Dataset items:
※ ※ ※
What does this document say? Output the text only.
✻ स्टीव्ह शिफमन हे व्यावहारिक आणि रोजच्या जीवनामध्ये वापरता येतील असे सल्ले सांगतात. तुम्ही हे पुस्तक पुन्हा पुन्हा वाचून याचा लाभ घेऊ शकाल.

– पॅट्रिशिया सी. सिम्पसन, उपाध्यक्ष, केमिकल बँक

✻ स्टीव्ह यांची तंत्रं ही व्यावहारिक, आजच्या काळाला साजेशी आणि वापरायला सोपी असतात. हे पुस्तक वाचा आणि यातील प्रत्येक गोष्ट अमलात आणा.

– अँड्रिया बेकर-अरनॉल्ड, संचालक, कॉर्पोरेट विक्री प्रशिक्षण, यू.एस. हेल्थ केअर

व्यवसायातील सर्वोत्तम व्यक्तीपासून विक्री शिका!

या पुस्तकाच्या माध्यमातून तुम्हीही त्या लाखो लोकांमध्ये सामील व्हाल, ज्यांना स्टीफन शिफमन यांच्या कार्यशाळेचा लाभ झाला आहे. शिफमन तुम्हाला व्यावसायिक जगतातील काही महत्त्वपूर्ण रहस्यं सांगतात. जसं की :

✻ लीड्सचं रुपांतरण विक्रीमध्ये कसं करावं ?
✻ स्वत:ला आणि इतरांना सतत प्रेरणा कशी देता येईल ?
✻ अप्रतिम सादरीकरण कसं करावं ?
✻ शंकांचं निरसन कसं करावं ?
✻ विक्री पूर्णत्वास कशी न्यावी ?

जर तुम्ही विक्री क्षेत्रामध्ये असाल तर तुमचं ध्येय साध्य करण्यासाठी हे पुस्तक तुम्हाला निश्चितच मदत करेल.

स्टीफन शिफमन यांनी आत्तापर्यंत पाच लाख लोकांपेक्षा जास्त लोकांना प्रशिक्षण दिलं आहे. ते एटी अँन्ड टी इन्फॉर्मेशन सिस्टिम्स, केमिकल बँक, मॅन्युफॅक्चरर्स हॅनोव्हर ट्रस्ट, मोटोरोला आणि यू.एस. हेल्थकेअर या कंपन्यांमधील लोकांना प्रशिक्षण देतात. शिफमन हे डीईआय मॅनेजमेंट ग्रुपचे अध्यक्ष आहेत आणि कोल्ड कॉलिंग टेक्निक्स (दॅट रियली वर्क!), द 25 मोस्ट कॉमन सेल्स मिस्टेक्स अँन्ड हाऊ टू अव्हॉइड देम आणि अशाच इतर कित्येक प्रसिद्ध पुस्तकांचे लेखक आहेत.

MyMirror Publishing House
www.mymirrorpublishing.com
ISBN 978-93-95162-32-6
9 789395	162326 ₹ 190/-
※ ※ ※
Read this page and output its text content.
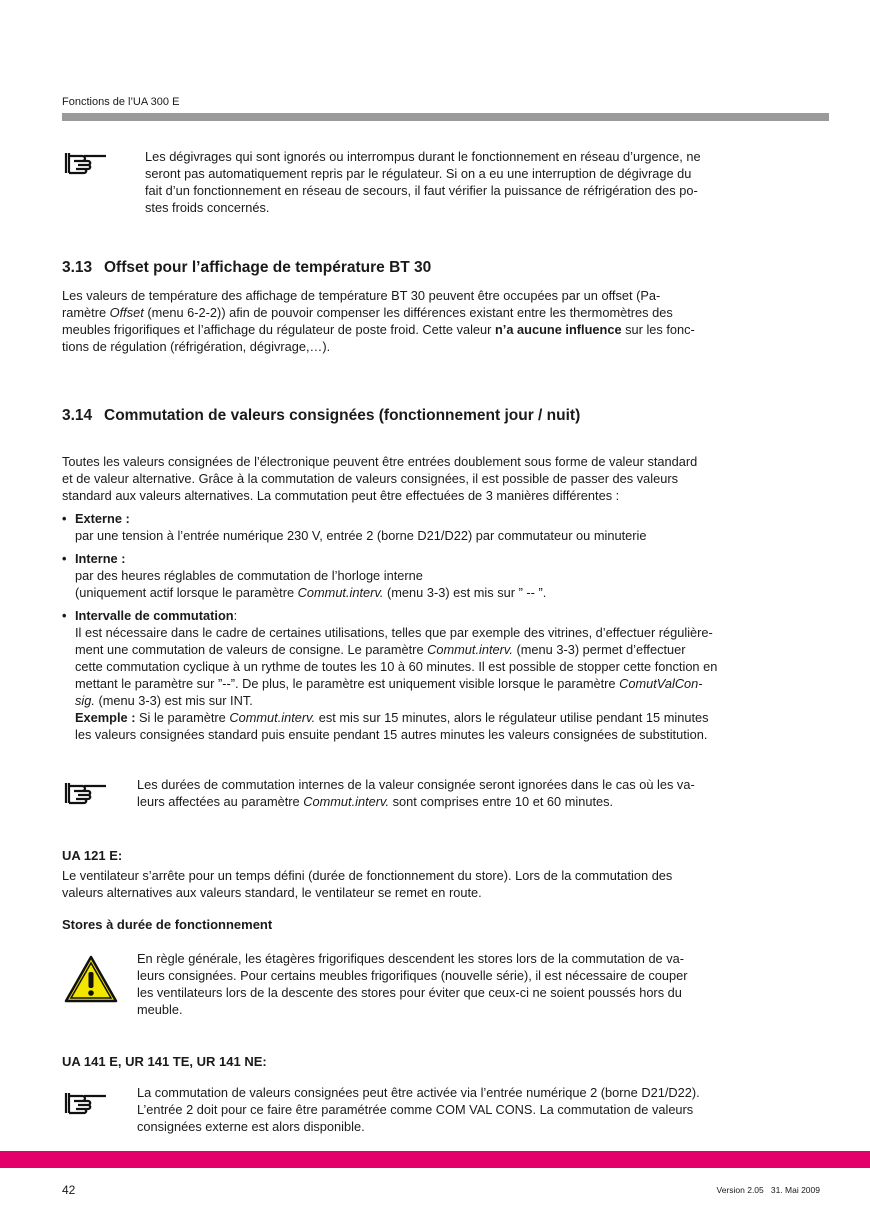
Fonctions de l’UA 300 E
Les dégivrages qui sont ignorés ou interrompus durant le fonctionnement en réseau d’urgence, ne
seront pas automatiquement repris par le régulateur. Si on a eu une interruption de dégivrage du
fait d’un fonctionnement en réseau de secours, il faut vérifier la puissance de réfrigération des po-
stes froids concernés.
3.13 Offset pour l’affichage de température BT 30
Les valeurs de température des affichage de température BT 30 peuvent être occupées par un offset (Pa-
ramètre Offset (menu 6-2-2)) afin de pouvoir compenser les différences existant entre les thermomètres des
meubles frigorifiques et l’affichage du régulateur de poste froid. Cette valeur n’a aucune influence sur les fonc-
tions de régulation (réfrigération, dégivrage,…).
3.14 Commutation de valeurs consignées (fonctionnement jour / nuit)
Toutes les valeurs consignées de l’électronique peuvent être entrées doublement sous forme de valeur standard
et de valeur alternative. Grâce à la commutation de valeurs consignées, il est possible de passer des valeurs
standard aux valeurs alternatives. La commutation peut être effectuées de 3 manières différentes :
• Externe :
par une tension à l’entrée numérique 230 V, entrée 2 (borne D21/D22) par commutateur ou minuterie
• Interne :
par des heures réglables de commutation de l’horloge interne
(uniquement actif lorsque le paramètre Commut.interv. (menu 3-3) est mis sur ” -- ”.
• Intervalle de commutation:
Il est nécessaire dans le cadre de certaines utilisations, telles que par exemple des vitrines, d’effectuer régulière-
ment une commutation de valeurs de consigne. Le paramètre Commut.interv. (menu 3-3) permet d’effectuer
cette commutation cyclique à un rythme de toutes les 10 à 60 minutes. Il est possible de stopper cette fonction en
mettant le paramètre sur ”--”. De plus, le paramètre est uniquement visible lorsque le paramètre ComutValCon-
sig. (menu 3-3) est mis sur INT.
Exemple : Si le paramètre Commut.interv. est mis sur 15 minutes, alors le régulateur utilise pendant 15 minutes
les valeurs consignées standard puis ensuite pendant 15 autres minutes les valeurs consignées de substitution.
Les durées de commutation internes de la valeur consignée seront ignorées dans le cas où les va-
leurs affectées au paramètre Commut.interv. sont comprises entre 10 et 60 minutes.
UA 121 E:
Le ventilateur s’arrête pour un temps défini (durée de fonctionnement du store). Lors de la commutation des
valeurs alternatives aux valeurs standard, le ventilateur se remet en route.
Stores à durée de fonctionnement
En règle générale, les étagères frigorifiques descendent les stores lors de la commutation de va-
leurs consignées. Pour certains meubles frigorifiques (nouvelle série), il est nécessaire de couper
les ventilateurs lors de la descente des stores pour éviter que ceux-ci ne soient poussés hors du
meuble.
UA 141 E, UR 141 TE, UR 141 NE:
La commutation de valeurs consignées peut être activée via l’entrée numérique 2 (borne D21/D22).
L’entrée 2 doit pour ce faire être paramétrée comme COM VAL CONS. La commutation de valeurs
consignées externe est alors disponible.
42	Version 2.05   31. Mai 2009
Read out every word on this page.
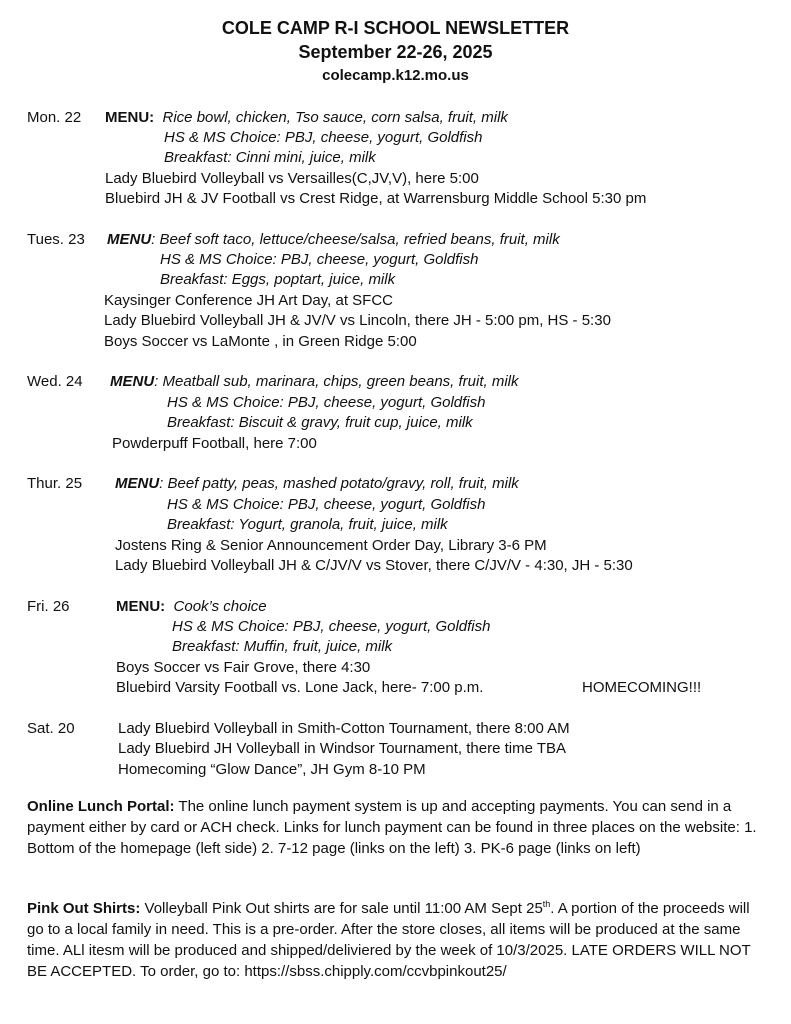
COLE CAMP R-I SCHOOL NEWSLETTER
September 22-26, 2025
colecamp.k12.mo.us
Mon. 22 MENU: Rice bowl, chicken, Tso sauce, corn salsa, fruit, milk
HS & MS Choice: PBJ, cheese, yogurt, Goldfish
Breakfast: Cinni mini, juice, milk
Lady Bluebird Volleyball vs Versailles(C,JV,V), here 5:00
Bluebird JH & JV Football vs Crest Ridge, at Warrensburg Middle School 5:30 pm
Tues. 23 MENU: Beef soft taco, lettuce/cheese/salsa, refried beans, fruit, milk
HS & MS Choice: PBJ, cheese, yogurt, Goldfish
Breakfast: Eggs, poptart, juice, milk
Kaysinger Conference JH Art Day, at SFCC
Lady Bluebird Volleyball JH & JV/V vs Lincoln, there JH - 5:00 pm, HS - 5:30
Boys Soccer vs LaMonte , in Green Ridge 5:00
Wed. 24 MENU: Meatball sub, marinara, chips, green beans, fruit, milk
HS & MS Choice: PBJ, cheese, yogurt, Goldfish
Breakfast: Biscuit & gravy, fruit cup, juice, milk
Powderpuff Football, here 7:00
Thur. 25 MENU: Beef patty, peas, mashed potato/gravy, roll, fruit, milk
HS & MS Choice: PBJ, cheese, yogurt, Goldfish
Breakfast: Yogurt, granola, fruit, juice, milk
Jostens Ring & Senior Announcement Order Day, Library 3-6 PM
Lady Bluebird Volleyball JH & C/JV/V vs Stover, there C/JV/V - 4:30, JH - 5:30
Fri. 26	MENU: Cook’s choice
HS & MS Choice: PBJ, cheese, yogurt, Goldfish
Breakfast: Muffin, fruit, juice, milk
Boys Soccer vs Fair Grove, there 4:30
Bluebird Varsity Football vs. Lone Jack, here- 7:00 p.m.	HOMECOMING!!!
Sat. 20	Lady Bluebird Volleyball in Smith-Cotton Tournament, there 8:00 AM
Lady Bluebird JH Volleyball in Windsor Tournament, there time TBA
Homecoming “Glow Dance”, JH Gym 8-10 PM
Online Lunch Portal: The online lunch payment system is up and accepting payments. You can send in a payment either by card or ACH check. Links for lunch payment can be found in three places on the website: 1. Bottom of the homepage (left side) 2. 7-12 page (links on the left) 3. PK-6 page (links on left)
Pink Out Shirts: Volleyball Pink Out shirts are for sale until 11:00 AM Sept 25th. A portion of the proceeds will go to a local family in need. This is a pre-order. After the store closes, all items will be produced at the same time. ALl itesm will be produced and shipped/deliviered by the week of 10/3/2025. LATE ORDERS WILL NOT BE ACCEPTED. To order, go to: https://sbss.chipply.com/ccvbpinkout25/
※ ※ ※
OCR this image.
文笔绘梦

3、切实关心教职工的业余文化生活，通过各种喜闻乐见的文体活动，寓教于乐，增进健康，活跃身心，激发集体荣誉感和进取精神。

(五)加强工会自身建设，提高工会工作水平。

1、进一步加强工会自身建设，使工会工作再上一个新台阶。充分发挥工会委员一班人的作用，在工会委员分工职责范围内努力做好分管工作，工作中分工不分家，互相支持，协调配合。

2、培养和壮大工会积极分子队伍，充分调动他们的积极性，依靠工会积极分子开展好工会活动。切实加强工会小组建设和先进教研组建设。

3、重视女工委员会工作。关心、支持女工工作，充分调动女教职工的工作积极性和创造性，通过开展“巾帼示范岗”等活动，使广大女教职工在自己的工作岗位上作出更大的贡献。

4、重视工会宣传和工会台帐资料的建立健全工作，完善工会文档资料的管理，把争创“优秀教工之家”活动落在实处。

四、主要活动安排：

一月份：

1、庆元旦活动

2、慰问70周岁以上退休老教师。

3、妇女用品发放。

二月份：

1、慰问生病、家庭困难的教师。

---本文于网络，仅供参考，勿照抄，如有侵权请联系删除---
※ ※ ※
| PROBLEM TO WORK ON |
Which lines in the listing above hold the word "Football"? Show each of them.

| EXERCISE RESPONSE |
Bluebird JH & JV Football vs Crest Ridge, at Warrensburg Middle School 5:30 pm
Powderpuff Football, here 7:00
Bluebird Varsity Football vs. Lone Jack, here- 7:00 p.m.	HOMECOMING!!!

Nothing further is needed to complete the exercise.